Há 8 (oito) anos foi editada a Resolução 213 do CNJ que introduziu a audiência de custódia no sistema judicial brasileiro, definindo que toda a pessoa presa em flagrante deverá ser apresentada à autoridade judicial no prazo de 24 horas a partir da comunicação do flagrante.

Mais tarde, já em 2019 foi editada a Lei 13.964 que alterou o art. 310 do Código de Processo Penal, legalizando a obrigatoriedade da realização da audiência de custódia, tornando-a obrigatória, para apresentar o preso em flagrante, no prazo de 24 horas após a prisão.

O que ficou determinado em uma audiência de custódia que o juiz poderá fazer:

  1. Relaxar a prisão em flagrante, se for ilegal;
  2. Converter a prisão em flagrante, em preventiva se for requerida pela autoridade policial, Ministério Público ou pela vítima, desde que estejam presentes os requisitos legais;
  3. Conceder a liberdade provisória com ou sem fiança.

No princípio, quando da sua concepção pela Resolução 213 do CNJ, o juiz poderia apenas verificar as condições da prisão, principalmente aferir se houve algum excesso ou truculência por parte da polícia. A Resolução de fato nasceu com esse espírito, com o intuito de diminuir os casos de tortura e abusos de autoridade, quando da efetivação da prisão em flagrante.

No entanto, com o passar dos anos adveio a legislação, aperfeiçoando o procedimento, para que o juiz, na audiência de custódia, possa já analisar as condições legais objetivas e subjetivas da prisão, para decretar prisão preventiva e conceder liberdade provisória.

O que mudou nos últimos 8 anos com a lei de audiência de custódia?

É possível perceber que nos últimos 8 (oito) anos, teve, de fato, um declínio das conversões de prisão em flagrante em prisão preventiva, aproximadamente 14% (quatorze por cento). Ainda é pouco, mas seguramente é um avanço, considerando que o sistema criminal brasileiro é extremamente punitivista!

● **Tarefa proposta A**: Copie fielmente a parte do trecho sobre a audiência de custódia que começa em "O que ficou" e termina em "prisão em flagrante.".

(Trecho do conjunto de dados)
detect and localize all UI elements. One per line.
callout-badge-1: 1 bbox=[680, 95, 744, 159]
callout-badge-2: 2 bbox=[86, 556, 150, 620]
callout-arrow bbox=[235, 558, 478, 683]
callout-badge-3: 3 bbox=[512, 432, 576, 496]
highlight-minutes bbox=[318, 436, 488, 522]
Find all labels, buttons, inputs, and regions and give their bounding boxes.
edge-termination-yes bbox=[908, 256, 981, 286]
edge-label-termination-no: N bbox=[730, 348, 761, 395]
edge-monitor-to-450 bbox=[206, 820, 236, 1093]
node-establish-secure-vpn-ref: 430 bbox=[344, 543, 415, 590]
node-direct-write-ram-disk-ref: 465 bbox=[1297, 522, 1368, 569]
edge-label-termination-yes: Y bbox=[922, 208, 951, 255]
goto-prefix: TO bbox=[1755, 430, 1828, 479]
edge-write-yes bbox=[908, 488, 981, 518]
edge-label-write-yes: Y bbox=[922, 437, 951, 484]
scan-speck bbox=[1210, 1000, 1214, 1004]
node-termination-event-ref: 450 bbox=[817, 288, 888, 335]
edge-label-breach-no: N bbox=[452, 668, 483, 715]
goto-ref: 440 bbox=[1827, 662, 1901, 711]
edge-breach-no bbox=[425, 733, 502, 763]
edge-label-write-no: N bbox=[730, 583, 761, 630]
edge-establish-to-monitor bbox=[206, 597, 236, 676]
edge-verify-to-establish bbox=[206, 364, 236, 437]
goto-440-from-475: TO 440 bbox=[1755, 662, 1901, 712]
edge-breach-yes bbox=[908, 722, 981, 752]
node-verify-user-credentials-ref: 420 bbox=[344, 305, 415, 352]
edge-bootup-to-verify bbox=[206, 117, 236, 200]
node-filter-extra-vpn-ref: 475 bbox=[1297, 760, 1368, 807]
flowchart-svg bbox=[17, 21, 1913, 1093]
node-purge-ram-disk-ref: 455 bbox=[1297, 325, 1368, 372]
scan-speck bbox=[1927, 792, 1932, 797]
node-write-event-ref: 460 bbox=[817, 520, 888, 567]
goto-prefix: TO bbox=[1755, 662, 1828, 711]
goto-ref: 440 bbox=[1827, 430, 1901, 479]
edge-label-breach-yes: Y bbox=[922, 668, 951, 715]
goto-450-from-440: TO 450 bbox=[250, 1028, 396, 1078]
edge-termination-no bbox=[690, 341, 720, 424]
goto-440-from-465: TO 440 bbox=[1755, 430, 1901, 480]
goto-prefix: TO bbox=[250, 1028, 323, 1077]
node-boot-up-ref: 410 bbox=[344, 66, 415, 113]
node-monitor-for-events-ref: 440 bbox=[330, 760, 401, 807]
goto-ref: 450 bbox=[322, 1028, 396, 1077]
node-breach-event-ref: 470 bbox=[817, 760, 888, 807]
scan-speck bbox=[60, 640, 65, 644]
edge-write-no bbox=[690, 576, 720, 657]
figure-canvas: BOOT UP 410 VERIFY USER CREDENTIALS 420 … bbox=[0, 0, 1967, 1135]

● **Tarefa proposta B**: Mostre todas as linhas em que aparece a palavra "scan".

● **Resposta da tarefa A**:
O que ficou determinado em uma audiência de custódia que o juiz poderá fazer:

  1. Relaxar a prisão em flagrante, se for ilegal;
  2. Converter a prisão em flagrante, em preventiva se for requerida pela autoridade policial, Ministério Público ou pela vítima, desde que estejam presentes os requisitos legais;
  3. Conceder a liberdade provisória com ou sem fiança.

No princípio, quando da sua concepção pela Resolução 213 do CNJ, o juiz poderia apenas verificar as condições da prisão, principalmente aferir se houve algum excesso ou truculência por parte da polícia. A Resolução de fato nasceu com esse espírito, com o intuito de diminuir os casos de tortura e abusos de autoridade, quando da efetivação da prisão em flagrante.

● **Resposta da tarefa B**:
scan-speck bbox=[1210, 1000, 1214, 1004]
scan-speck bbox=[1927, 792, 1932, 797]
scan-speck bbox=[60, 640, 65, 644]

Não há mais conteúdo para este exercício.